▶ **The request**: Gather all lines with the word "Gösta" in them.

(Part of a data file)
──────────

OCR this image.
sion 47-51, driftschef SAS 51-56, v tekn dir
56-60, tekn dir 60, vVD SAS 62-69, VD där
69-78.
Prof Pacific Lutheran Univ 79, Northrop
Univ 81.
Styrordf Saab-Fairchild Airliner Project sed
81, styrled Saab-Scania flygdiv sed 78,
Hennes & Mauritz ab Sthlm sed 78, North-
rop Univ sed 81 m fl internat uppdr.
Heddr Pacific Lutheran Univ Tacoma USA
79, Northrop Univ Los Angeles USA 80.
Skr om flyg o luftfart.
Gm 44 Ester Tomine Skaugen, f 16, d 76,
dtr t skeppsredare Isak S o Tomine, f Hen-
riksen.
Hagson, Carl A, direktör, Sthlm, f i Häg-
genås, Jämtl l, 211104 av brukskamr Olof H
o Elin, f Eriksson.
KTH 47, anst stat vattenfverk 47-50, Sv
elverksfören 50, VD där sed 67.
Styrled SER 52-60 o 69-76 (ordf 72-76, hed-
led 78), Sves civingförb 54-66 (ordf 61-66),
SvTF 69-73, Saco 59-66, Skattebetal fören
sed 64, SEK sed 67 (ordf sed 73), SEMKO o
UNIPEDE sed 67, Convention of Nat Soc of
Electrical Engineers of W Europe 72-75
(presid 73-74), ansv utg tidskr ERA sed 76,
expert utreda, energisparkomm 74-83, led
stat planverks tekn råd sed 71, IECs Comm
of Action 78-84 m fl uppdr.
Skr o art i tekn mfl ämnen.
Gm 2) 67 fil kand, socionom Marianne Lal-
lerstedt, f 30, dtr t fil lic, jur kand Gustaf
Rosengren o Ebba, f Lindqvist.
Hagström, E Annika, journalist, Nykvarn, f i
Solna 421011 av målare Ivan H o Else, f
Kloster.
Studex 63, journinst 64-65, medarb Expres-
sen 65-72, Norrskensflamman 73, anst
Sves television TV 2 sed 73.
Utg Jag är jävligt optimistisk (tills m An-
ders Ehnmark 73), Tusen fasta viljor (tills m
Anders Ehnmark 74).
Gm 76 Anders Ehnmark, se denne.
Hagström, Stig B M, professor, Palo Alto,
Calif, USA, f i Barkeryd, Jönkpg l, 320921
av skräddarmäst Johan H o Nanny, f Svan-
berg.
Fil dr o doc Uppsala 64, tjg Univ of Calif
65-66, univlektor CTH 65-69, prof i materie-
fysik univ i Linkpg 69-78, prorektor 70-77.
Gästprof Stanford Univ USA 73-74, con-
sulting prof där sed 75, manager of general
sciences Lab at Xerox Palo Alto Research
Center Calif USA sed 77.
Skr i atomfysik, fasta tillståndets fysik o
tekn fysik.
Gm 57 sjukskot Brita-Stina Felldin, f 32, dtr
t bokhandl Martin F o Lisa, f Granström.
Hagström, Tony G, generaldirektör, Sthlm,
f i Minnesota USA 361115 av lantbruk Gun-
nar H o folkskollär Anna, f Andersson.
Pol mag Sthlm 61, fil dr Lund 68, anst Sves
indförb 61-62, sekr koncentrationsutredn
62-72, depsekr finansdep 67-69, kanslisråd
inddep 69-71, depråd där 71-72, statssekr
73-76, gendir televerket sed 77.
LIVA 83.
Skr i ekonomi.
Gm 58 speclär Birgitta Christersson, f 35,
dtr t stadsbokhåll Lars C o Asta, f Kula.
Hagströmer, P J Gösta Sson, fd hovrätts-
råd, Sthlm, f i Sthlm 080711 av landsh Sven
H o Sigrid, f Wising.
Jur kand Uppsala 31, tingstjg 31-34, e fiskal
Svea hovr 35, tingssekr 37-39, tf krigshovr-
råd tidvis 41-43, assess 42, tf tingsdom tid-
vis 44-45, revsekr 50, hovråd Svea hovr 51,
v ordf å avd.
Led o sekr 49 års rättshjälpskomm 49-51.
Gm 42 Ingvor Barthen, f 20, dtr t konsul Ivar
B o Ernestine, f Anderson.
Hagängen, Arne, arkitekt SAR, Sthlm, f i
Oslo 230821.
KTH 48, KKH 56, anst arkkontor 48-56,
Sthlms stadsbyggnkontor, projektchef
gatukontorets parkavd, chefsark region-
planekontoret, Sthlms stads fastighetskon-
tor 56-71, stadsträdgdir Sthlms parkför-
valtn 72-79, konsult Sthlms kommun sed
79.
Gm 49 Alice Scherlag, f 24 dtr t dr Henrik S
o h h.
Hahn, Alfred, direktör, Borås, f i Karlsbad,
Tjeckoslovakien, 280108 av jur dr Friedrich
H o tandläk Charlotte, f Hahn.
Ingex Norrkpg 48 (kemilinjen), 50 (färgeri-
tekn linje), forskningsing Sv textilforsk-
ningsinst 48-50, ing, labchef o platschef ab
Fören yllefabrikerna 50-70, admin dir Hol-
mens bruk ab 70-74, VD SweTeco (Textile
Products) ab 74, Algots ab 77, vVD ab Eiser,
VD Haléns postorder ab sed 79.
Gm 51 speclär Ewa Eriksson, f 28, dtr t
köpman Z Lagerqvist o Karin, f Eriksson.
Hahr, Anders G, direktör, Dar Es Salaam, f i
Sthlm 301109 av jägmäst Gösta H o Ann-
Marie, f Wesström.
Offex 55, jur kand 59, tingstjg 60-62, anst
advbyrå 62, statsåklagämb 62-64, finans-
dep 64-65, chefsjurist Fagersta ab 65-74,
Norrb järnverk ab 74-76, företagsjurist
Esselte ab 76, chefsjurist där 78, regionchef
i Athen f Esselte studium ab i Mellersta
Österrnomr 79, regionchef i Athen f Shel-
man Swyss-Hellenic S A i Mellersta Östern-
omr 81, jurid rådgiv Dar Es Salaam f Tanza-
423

──────────

▶ **Solution**:
Hagströmer, P J Gösta Sson, fd hovrätts-
Sthlm 301109 av jägmäst Gösta H o Ann-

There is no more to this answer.